====== Extracted material

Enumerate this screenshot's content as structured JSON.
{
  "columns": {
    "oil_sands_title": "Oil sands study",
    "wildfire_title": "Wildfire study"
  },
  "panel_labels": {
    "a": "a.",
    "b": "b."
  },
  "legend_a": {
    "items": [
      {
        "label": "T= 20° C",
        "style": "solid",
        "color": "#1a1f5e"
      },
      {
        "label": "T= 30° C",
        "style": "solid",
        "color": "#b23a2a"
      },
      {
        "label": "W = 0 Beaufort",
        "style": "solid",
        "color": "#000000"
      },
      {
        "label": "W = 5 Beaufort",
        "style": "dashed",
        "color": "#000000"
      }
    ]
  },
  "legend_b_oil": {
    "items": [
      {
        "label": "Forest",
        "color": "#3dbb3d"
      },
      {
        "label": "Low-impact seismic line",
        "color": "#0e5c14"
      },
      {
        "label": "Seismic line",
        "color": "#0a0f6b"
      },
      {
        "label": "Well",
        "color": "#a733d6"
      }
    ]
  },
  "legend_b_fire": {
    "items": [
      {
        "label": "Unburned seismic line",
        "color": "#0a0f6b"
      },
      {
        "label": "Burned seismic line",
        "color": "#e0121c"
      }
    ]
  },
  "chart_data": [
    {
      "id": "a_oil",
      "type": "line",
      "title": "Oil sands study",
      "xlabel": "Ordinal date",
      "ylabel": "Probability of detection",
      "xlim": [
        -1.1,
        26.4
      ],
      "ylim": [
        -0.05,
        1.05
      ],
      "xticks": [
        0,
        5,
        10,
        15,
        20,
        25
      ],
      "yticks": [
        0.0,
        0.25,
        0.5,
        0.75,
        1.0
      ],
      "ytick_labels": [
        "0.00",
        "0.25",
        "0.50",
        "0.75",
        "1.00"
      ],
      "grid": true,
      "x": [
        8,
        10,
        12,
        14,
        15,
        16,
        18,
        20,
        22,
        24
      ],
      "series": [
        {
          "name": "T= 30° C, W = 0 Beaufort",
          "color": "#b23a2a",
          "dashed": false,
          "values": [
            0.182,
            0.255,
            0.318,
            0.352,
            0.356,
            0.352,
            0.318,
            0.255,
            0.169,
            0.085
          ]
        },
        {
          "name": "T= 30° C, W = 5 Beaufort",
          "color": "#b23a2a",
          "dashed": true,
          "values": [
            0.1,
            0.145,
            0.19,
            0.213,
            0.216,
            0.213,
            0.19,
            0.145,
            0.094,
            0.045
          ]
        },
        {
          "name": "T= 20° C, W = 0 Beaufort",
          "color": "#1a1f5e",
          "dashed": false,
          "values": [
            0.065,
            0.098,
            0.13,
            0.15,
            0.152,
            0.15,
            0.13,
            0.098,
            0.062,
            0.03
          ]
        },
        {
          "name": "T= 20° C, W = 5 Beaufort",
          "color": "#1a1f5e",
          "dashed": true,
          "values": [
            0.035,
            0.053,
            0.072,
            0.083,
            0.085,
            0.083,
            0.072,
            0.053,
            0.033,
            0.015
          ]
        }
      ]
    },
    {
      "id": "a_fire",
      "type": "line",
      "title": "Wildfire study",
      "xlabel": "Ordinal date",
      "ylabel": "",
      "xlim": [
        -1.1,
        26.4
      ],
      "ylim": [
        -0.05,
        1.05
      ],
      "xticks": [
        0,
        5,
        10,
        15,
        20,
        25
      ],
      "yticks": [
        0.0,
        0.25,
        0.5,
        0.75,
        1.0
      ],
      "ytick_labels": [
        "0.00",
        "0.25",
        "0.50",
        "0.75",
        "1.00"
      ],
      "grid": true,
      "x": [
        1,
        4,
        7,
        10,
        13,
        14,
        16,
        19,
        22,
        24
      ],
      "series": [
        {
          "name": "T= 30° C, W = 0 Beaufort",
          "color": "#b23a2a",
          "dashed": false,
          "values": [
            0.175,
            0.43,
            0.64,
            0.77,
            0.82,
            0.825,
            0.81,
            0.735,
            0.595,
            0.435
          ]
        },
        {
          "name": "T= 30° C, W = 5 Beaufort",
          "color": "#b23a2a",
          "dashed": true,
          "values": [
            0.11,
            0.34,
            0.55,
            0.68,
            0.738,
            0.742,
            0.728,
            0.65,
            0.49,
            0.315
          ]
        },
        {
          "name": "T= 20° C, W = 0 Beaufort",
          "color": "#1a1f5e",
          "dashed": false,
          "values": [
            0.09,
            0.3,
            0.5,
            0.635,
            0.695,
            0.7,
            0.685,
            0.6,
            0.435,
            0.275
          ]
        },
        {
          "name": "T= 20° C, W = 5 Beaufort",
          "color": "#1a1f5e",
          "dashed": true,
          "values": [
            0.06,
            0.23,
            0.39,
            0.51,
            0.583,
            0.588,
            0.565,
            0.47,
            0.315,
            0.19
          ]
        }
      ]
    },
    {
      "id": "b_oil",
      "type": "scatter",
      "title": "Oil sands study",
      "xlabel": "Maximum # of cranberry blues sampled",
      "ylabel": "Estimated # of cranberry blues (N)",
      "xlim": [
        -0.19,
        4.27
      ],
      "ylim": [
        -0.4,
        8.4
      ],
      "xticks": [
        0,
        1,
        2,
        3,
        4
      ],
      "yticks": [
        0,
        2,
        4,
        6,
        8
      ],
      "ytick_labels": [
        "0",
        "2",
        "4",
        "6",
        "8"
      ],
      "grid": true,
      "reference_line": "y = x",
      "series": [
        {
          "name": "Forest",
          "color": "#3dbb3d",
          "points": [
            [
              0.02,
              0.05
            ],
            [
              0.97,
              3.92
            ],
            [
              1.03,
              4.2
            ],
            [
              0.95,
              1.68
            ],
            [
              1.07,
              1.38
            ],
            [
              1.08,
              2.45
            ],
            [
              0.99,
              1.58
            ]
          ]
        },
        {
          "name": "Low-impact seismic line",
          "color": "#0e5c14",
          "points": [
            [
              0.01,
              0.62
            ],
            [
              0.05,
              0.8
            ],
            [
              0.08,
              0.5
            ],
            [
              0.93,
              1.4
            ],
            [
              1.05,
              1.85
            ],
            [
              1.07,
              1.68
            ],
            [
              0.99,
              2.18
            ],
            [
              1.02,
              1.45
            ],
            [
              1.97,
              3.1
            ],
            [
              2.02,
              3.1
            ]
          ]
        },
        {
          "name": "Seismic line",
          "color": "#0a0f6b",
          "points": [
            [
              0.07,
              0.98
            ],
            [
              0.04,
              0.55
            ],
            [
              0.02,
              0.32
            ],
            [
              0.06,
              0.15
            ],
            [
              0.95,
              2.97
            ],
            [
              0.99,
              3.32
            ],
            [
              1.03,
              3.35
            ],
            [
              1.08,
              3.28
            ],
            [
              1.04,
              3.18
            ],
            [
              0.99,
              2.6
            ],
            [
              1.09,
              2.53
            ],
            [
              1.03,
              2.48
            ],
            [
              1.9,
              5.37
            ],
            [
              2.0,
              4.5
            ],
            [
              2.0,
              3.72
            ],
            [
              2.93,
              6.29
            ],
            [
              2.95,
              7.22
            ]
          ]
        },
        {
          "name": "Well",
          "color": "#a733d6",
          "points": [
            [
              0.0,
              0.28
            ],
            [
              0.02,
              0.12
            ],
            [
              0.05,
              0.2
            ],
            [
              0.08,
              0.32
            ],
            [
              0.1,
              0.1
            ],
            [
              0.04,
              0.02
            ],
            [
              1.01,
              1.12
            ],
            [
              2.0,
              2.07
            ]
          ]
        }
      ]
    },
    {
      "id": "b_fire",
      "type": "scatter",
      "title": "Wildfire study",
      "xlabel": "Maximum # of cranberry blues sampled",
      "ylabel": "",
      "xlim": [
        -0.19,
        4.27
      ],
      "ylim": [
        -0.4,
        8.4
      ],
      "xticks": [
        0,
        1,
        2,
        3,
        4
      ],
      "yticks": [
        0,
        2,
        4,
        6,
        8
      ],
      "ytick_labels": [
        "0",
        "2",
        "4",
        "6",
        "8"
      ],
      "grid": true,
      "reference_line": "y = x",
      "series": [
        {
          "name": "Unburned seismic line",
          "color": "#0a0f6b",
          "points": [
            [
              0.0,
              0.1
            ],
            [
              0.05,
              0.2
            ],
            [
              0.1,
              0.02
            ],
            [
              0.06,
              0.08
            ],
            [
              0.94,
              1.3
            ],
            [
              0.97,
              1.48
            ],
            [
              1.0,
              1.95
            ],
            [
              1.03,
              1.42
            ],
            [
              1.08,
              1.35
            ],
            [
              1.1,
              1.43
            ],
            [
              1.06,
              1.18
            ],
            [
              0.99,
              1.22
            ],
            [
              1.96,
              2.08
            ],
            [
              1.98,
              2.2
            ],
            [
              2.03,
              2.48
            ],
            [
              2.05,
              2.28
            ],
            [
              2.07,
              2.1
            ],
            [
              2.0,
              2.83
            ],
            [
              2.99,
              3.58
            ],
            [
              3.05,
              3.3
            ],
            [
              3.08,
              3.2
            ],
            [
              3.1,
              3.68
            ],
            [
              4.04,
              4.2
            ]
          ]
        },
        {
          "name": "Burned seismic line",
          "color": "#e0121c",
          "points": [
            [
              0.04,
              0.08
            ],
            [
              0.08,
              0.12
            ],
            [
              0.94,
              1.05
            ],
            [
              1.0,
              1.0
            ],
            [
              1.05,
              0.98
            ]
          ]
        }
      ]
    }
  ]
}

============

What is asked:
Select and copy each line from the data that includes the word "ylabel".

Response to this task:
      "ylabel": "Probability of detection",
      "ylabel": "",
      "ylabel": "Estimated # of cranberry blues (N)",
      "ylabel": "",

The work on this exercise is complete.